Structured figure records
——

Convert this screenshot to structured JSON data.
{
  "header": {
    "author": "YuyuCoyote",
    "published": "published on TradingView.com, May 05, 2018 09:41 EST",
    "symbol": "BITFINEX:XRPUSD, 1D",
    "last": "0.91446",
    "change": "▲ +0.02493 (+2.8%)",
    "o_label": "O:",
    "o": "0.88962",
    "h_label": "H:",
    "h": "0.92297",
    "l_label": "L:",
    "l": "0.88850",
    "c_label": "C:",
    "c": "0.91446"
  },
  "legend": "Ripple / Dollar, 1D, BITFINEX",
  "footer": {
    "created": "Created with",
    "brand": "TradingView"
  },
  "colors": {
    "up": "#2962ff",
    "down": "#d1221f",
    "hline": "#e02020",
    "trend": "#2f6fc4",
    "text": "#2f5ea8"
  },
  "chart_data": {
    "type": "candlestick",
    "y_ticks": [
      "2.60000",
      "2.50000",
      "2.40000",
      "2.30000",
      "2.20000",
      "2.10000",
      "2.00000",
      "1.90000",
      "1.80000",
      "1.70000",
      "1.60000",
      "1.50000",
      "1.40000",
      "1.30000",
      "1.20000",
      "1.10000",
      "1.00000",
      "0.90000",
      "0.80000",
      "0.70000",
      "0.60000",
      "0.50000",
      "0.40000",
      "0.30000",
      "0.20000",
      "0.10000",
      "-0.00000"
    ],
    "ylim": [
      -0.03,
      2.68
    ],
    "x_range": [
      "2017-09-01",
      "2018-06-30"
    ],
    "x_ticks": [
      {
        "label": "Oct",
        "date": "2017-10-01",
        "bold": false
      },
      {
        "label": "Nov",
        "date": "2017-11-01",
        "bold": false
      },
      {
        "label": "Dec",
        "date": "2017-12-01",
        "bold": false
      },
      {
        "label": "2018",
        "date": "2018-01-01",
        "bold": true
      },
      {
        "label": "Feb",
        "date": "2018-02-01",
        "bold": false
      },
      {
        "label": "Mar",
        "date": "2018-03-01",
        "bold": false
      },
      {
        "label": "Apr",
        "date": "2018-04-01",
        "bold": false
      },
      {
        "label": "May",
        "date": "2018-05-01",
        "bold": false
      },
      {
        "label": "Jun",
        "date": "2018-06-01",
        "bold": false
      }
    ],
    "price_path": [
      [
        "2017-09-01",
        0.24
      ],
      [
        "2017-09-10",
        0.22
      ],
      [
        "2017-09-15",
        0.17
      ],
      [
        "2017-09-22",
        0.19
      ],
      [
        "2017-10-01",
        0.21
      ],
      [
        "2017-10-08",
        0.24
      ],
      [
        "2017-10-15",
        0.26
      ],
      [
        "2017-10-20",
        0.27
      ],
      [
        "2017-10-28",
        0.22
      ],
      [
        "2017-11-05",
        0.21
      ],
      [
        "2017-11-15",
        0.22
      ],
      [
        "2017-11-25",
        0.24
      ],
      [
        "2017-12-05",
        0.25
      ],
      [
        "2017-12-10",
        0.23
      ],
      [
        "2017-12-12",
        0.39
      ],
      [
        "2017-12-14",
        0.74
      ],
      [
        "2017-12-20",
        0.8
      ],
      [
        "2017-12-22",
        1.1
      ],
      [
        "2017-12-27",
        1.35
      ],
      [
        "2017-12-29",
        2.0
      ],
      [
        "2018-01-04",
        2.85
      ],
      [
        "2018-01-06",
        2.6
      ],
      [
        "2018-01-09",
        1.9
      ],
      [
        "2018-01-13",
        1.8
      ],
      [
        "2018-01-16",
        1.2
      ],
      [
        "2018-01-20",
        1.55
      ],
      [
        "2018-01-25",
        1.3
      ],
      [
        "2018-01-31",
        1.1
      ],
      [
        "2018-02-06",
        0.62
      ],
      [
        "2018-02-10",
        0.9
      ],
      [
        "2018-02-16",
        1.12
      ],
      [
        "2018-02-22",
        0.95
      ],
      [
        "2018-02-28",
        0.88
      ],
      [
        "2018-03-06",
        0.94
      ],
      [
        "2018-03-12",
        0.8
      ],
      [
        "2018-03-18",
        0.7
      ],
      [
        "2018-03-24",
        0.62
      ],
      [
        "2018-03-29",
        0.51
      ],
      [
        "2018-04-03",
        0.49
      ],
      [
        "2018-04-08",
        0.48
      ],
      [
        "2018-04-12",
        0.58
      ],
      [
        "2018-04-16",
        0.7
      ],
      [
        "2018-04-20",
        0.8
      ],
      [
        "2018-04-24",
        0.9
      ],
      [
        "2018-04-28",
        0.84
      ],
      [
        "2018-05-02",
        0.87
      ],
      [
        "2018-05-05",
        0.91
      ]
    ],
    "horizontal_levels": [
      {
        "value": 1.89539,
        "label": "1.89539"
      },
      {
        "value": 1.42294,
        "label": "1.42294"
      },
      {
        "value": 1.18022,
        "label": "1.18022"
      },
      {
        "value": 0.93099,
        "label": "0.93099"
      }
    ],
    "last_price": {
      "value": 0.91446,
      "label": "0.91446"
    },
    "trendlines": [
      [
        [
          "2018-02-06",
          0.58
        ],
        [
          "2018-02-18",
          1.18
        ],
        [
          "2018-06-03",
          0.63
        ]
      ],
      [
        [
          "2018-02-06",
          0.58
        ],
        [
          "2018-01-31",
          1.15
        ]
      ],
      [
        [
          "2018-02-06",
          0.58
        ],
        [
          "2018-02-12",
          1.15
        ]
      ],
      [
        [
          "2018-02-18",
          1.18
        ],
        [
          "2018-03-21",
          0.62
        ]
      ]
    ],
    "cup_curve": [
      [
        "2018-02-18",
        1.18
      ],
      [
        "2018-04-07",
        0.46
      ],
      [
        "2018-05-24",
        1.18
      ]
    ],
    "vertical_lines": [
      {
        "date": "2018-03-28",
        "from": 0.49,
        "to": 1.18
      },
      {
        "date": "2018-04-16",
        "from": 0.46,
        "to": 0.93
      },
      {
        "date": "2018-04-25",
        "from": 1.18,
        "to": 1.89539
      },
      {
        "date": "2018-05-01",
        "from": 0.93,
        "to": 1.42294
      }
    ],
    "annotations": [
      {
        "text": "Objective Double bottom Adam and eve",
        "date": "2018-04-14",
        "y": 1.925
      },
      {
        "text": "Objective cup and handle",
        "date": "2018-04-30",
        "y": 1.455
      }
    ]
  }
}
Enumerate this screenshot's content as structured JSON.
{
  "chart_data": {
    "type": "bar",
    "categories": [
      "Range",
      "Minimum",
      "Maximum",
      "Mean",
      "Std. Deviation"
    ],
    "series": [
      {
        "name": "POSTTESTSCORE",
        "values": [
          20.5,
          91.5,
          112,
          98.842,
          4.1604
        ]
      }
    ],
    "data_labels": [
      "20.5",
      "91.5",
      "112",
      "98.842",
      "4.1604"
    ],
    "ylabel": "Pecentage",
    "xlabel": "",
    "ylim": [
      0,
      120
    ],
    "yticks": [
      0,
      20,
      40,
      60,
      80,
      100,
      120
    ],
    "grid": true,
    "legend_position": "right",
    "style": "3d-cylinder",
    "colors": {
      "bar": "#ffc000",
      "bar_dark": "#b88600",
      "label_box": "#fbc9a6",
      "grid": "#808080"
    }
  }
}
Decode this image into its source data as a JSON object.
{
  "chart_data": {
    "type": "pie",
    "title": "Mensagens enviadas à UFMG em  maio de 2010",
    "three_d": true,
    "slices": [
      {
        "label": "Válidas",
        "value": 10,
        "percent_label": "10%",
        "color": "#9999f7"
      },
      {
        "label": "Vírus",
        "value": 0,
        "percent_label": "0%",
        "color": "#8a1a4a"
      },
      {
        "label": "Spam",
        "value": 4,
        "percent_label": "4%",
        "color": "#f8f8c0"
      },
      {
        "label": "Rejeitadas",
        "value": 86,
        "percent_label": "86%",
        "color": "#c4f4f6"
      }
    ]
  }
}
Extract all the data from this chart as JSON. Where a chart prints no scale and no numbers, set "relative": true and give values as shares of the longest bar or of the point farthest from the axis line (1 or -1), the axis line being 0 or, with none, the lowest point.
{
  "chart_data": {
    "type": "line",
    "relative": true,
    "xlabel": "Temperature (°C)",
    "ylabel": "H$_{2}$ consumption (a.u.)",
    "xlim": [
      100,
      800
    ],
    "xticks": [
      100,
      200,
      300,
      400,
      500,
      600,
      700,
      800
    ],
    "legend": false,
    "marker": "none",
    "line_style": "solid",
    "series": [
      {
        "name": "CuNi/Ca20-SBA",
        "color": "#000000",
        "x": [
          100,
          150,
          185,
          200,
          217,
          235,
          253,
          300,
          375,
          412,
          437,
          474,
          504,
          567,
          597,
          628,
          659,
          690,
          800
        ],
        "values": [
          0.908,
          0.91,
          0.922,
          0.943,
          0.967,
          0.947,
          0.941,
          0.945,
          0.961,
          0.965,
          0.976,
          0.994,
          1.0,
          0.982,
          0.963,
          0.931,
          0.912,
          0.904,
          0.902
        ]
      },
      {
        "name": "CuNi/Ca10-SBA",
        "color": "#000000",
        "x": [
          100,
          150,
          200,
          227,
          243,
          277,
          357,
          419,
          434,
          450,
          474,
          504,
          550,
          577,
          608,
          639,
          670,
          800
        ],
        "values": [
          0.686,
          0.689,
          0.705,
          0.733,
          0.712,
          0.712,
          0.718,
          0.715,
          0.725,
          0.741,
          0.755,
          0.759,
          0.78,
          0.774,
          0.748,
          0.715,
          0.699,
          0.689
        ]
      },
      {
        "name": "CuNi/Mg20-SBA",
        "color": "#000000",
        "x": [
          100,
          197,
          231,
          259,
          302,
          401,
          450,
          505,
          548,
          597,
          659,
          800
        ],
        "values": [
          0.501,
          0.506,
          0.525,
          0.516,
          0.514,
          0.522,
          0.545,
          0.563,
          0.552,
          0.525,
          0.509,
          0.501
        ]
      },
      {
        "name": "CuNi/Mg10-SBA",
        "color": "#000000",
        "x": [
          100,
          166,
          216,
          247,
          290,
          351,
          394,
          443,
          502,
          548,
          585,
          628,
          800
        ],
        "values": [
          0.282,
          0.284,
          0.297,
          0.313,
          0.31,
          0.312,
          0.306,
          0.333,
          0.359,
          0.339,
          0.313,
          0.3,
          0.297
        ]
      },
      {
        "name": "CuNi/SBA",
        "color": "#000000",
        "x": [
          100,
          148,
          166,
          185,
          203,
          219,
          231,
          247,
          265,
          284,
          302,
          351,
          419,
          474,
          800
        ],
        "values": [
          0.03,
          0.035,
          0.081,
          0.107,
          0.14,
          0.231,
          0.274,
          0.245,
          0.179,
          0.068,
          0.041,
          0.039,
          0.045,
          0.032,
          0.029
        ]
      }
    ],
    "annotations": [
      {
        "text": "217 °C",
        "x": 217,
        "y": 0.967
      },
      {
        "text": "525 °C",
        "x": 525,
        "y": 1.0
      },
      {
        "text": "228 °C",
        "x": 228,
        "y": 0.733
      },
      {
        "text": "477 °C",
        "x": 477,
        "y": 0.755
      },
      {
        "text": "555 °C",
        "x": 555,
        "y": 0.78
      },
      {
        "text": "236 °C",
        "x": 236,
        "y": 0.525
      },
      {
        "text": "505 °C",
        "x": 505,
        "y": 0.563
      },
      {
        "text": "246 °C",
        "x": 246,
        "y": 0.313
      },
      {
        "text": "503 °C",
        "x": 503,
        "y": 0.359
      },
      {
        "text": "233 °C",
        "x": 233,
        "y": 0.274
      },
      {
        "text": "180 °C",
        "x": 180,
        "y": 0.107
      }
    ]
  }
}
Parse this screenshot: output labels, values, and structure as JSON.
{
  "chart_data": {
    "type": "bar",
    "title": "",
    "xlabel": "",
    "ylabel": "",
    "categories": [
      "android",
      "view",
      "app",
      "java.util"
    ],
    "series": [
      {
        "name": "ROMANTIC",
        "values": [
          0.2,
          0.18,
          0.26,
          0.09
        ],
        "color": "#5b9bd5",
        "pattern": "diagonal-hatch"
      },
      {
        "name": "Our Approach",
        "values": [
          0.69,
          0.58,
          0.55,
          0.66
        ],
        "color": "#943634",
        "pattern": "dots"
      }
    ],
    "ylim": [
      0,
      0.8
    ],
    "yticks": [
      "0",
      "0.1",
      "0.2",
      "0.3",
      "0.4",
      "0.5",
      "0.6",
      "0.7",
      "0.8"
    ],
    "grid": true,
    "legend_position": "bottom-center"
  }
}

——

AIM OF THE EXERCISE
Only a number is wanted: how many lines above include "Objective"?

REPLY TO THE EXERCISE
2